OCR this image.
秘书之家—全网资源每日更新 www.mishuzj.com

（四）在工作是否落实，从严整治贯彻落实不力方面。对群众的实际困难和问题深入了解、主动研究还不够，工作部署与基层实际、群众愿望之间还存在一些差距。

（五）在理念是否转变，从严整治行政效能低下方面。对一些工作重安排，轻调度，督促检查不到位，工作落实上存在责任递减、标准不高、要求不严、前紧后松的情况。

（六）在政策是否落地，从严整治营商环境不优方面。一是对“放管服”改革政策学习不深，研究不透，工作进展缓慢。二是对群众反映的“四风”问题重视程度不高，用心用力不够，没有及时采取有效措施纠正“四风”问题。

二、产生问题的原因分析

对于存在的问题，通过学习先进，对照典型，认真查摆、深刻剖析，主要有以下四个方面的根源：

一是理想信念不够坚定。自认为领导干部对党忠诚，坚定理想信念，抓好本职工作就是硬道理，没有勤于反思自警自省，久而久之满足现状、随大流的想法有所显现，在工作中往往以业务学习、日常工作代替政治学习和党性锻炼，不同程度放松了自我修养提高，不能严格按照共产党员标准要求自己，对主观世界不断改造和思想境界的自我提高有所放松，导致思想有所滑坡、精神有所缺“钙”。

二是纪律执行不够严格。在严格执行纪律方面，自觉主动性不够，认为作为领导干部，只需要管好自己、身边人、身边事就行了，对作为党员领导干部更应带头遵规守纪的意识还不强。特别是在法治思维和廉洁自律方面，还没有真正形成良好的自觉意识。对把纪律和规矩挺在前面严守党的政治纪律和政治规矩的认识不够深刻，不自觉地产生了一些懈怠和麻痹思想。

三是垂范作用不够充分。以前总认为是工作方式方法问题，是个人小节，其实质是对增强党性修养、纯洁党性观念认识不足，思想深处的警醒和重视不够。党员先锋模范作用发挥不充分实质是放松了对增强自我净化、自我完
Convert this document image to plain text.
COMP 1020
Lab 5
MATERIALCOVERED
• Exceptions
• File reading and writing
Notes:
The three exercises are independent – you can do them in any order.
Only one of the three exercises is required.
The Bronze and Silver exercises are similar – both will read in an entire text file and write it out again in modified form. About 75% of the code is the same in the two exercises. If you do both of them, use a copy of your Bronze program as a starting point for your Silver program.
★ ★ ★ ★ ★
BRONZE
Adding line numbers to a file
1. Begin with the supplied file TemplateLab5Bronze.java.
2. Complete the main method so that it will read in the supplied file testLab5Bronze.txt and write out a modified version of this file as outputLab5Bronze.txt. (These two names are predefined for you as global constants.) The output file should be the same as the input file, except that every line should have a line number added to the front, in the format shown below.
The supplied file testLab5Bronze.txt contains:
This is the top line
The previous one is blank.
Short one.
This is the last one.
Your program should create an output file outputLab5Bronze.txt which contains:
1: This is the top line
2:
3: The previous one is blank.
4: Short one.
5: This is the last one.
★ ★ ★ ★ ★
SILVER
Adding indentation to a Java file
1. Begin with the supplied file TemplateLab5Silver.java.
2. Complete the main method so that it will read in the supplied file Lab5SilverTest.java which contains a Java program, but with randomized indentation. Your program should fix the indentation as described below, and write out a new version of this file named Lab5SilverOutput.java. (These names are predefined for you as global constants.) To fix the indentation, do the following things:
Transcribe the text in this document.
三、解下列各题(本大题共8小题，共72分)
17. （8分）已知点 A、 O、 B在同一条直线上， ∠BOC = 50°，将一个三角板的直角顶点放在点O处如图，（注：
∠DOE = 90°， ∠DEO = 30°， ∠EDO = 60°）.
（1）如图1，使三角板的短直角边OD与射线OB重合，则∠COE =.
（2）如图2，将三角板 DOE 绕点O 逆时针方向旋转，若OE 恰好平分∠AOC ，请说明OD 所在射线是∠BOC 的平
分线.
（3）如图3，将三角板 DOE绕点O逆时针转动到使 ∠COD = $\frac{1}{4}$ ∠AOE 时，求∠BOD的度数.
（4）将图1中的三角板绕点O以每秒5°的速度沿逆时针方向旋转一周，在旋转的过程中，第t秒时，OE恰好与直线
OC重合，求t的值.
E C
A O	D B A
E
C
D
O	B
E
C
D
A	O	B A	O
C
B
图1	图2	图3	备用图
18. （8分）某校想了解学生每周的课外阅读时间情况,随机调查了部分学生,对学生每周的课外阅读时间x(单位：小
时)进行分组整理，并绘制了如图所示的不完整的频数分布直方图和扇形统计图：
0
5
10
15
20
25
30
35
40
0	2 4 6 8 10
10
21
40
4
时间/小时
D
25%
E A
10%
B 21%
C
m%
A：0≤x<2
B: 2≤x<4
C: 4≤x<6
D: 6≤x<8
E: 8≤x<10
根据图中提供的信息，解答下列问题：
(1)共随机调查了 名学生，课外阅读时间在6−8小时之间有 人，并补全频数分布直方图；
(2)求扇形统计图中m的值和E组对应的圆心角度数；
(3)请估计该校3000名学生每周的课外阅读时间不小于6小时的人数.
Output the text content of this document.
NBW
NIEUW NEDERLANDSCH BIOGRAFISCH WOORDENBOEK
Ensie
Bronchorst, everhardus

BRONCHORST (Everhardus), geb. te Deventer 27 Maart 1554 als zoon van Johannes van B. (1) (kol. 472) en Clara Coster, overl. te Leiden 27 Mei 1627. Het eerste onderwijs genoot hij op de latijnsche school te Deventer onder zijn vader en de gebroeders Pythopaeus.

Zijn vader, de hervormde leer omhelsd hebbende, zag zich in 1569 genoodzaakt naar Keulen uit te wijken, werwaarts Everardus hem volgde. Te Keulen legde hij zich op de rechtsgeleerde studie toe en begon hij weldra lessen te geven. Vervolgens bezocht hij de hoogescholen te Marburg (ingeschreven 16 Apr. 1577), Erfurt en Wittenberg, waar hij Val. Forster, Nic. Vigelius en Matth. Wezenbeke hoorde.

○ ○ ○ ○ ○ ○ ○

Say the number of lines in the listing that hold "same", with no added words.

2